Work required: Output the material below unchanged, apart from leaving out the pictures.

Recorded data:
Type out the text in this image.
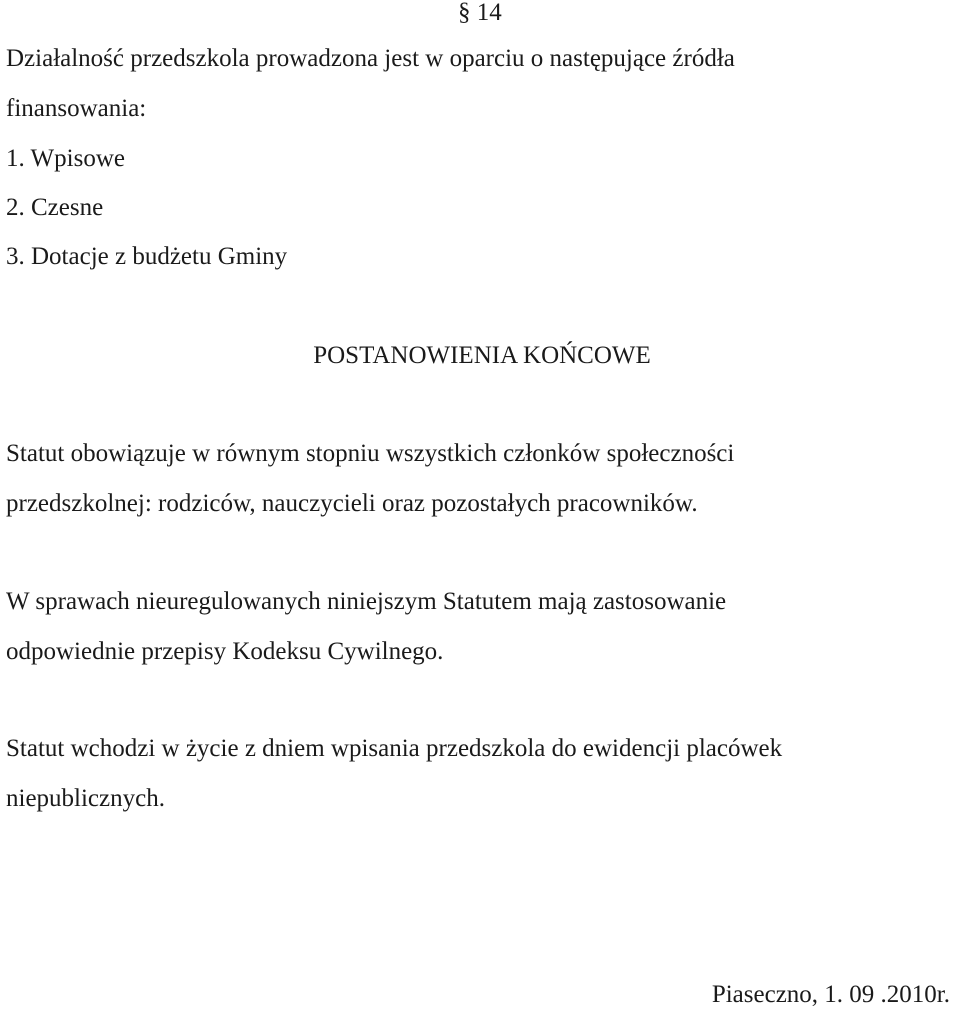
§ 14
Działalność przedszkola prowadzona jest w oparciu o następujące źródła
finansowania:
1. Wpisowe
2. Czesne
3. Dotacje z budżetu Gminy
POSTANOWIENIA KOŃCOWE
Statut obowiązuje w równym stopniu wszystkich członków społeczności
przedszkolnej: rodziców, nauczycieli oraz pozostałych pracowników.
W sprawach nieuregulowanych niniejszym Statutem mają zastosowanie
odpowiednie przepisy Kodeksu Cywilnego.
Statut wchodzi w życie z dniem wpisania przedszkola do ewidencji placówek
niepublicznych.
Piaseczno, 1. 09 .2010r.
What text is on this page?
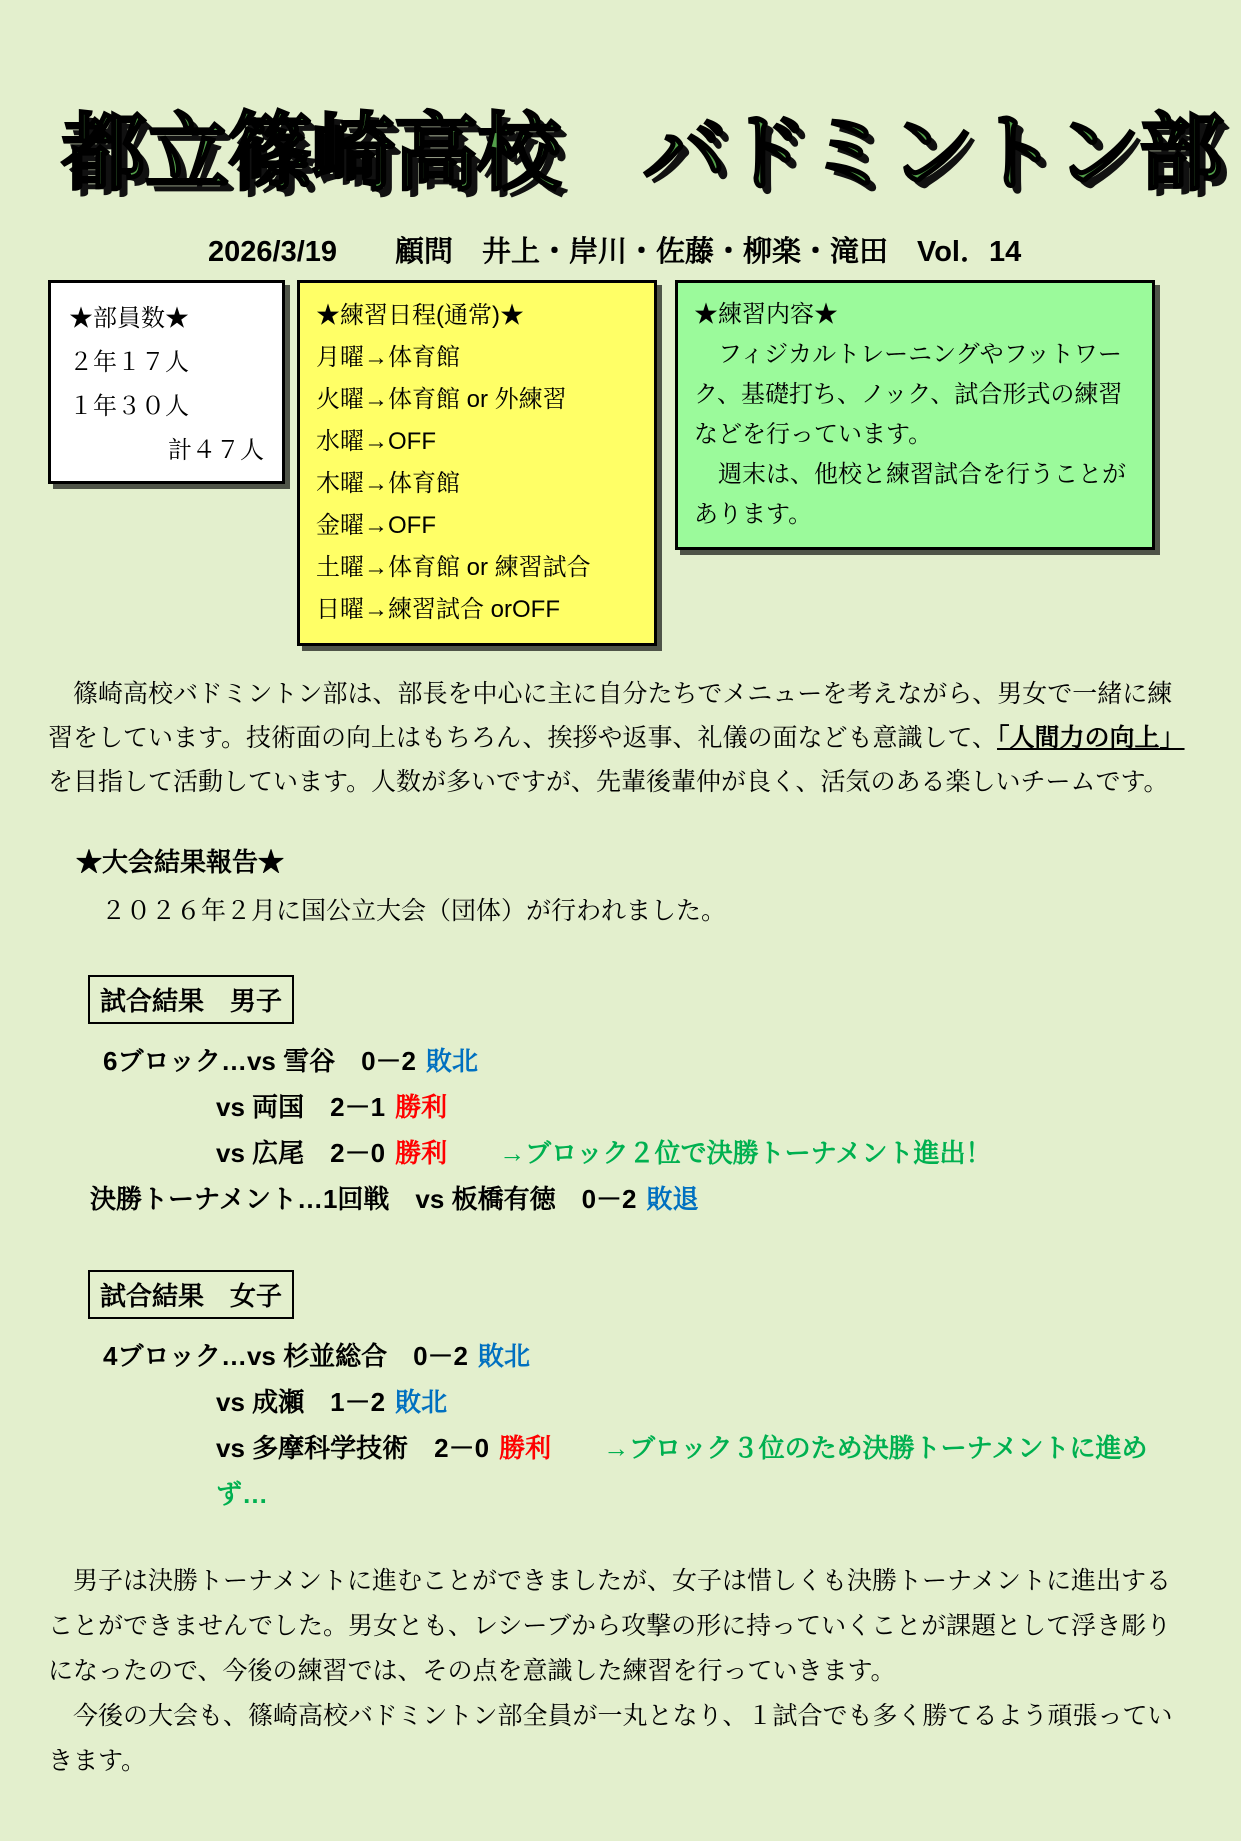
都立篠崎高校　バドミントン部
2026/3/19　　顧問　井上・岸川・佐藤・柳楽・滝田　Vol．14
★部員数★
２年１７人
１年３０人
計４７人
★練習日程(通常)★
月曜→体育館
火曜→体育館 or 外練習
水曜→OFF
木曜→体育館
金曜→OFF
土曜→体育館 or 練習試合
日曜→練習試合 orOFF
★練習内容★
　フィジカルトレーニングやフットワーク、基礎打ち、ノック、試合形式の練習などを行っています。
　週末は、他校と練習試合を行うことがあります。

　篠崎高校バドミントン部は、部長を中心に主に自分たちでメニューを考えながら、男女で一緒に練習をしています。技術面の向上はもちろん、挨拶や返事、礼儀の面なども意識して、「人間力の向上」を目指して活動しています。人数が多いですが、先輩後輩仲が良く、活気のある楽しいチームです。

★大会結果報告★
　２０２６年２月に国公立大会（団体）が行われました。
試合結果　男子
6ブロック…vs 雪谷　0－2 敗北
vs 両国　2－1 勝利
vs 広尾　2－0 勝利 →ブロック２位で決勝トーナメント進出！
決勝トーナメント…1回戦　vs 板橋有徳　0－2 敗退
試合結果　女子
4ブロック…vs 杉並総合　0－2 敗北
vs 成瀬　1－2 敗北
vs 多摩科学技術　2－0 勝利 →ブロック３位のため決勝トーナメントに進めず…

　男子は決勝トーナメントに進むことができましたが、女子は惜しくも決勝トーナメントに進出することができませんでした。男女とも、レシーブから攻撃の形に持っていくことが課題として浮き彫りになったので、今後の練習では、その点を意識した練習を行っていきます。

　今後の大会も、篠崎高校バドミントン部全員が一丸となり、１試合でも多く勝てるよう頑張っていきます。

Answer to the problem:
Type out the text in this image.
§ 14
Działalność przedszkola prowadzona jest w oparciu o następujące źródła
finansowania:
1. Wpisowe
2. Czesne
3. Dotacje z budżetu Gminy
POSTANOWIENIA KOŃCOWE
Statut obowiązuje w równym stopniu wszystkich członków społeczności
przedszkolnej: rodziców, nauczycieli oraz pozostałych pracowników.
W sprawach nieuregulowanych niniejszym Statutem mają zastosowanie
odpowiednie przepisy Kodeksu Cywilnego.
Statut wchodzi w życie z dniem wpisania przedszkola do ewidencji placówek
niepublicznych.
Piaseczno, 1. 09 .2010r.
What text is on this page?
都立篠崎高校　バドミントン部
2026/3/19　　顧問　井上・岸川・佐藤・柳楽・滝田　Vol．14
★部員数★
２年１７人
１年３０人
計４７人
★練習日程(通常)★
月曜→体育館
火曜→体育館 or 外練習
水曜→OFF
木曜→体育館
金曜→OFF
土曜→体育館 or 練習試合
日曜→練習試合 orOFF
★練習内容★
　フィジカルトレーニングやフットワーク、基礎打ち、ノック、試合形式の練習などを行っています。
　週末は、他校と練習試合を行うことがあります。

　篠崎高校バドミントン部は、部長を中心に主に自分たちでメニューを考えながら、男女で一緒に練習をしています。技術面の向上はもちろん、挨拶や返事、礼儀の面なども意識して、「人間力の向上」を目指して活動しています。人数が多いですが、先輩後輩仲が良く、活気のある楽しいチームです。

★大会結果報告★
　２０２６年２月に国公立大会（団体）が行われました。
試合結果　男子
6ブロック…vs 雪谷　0－2 敗北
vs 両国　2－1 勝利
vs 広尾　2－0 勝利 →ブロック２位で決勝トーナメント進出！
決勝トーナメント…1回戦　vs 板橋有徳　0－2 敗退
試合結果　女子
4ブロック…vs 杉並総合　0－2 敗北
vs 成瀬　1－2 敗北
vs 多摩科学技術　2－0 勝利 →ブロック３位のため決勝トーナメントに進めず…

　男子は決勝トーナメントに進むことができましたが、女子は惜しくも決勝トーナメントに進出することができませんでした。男女とも、レシーブから攻撃の形に持っていくことが課題として浮き彫りになったので、今後の練習では、その点を意識した練習を行っていきます。

　今後の大会も、篠崎高校バドミントン部全員が一丸となり、１試合でも多く勝てるよう頑張っていきます。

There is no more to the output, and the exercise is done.